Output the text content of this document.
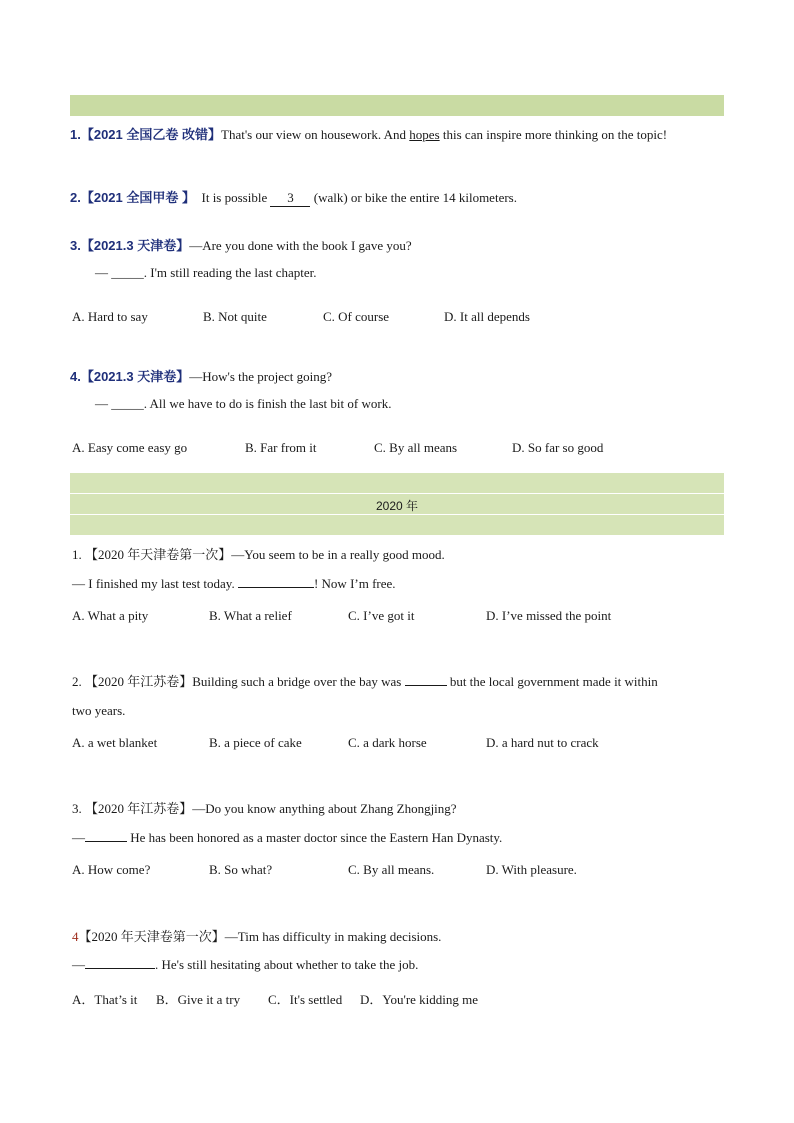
1.【2021 全国乙卷 改错】That's our view on housework. And hopes this can inspire more thinking on the topic!
2.【2021 全国甲卷 】  It is possible 3 (walk) or bike the entire 14 kilometers.
3.【2021.3 天津卷】—Are you done with the book I gave you?
— _____. I'm still reading the last chapter.
A. Hard to say	B. Not quite	C. Of course	D. It all depends
4.【2021.3 天津卷】—How's the project going?
— _____. All we have to do is finish the last bit of work.
A. Easy come easy go	B. Far from it	C. By all means	D. So far so good
2020 年
1. 【2020 年天津卷第一次】—You seem to be in a really good mood.
— I finished my last test today.	! Now I’m free.
A. What a pity	B. What a relief	C. I’ve got it	D. I’ve missed the point
2. 【2020 年江苏卷】Building such a bridge over the bay was	but the local government made it within
two years.
A. a wet blanket	B. a piece of cake	C. a dark horse	D. a hard nut to crack
3. 【2020 年江苏卷】—Do you know anything about Zhang Zhongjing?
—	He has been honored as a master doctor since the Eastern Han Dynasty.
A. How come?	B. So what?	C. By all means.	D. With pleasure.
4【2020 年天津卷第一次】—Tim has difficulty in making decisions.
—	. He's still hesitating about whether to take the job.
A．That’s it B．Give it a try C．It's settled D．You're kidding me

******

» Given request:
Select and copy every line from the records that includes the word "come".

» Exercise solution:
A. Easy come easy go	B. Far from it	C. By all means	D. So far so good
A. How come?	B. So what?	C. By all means.	D. With pleasure.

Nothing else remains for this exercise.